#### EXERCISE OBJECTIVE
Reproduce all entries precisely, down to the last character.

Collected data
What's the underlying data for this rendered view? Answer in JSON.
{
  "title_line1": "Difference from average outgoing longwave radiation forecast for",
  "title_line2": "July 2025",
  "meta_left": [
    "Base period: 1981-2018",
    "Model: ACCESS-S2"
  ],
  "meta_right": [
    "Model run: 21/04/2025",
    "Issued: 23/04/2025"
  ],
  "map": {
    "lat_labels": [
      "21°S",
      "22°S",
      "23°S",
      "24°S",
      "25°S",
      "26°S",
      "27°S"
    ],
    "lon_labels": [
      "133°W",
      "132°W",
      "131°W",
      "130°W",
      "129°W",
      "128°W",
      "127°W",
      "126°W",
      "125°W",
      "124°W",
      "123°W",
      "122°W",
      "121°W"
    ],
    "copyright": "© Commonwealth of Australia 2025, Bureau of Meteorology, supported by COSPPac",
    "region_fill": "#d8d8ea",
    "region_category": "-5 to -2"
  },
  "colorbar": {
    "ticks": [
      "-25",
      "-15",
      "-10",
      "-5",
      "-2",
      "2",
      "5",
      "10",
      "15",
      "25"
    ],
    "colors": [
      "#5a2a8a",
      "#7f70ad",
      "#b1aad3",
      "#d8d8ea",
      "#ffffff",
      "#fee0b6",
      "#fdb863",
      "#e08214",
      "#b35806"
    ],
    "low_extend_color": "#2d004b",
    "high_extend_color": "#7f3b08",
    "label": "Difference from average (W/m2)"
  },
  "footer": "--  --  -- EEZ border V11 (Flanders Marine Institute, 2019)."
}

#### CORRECT OUTPUT
What's the underlying data for this rendered view? Answer in JSON.
{
  "title_line1": "Difference from average outgoing longwave radiation forecast for",
  "title_line2": "July 2025",
  "meta_left": [
    "Base period: 1981-2018",
    "Model: ACCESS-S2"
  ],
  "meta_right": [
    "Model run: 21/04/2025",
    "Issued: 23/04/2025"
  ],
  "map": {
    "lat_labels": [
      "21°S",
      "22°S",
      "23°S",
      "24°S",
      "25°S",
      "26°S",
      "27°S"
    ],
    "lon_labels": [
      "133°W",
      "132°W",
      "131°W",
      "130°W",
      "129°W",
      "128°W",
      "127°W",
      "126°W",
      "125°W",
      "124°W",
      "123°W",
      "122°W",
      "121°W"
    ],
    "copyright": "© Commonwealth of Australia 2025, Bureau of Meteorology, supported by COSPPac",
    "region_fill": "#d8d8ea",
    "region_category": "-5 to -2"
  },
  "colorbar": {
    "ticks": [
      "-25",
      "-15",
      "-10",
      "-5",
      "-2",
      "2",
      "5",
      "10",
      "15",
      "25"
    ],
    "colors": [
      "#5a2a8a",
      "#7f70ad",
      "#b1aad3",
      "#d8d8ea",
      "#ffffff",
      "#fee0b6",
      "#fdb863",
      "#e08214",
      "#b35806"
    ],
    "low_extend_color": "#2d004b",
    "high_extend_color": "#7f3b08",
    "label": "Difference from average (W/m2)"
  },
  "footer": "--  --  -- EEZ border V11 (Flanders Marine Institute, 2019)."
}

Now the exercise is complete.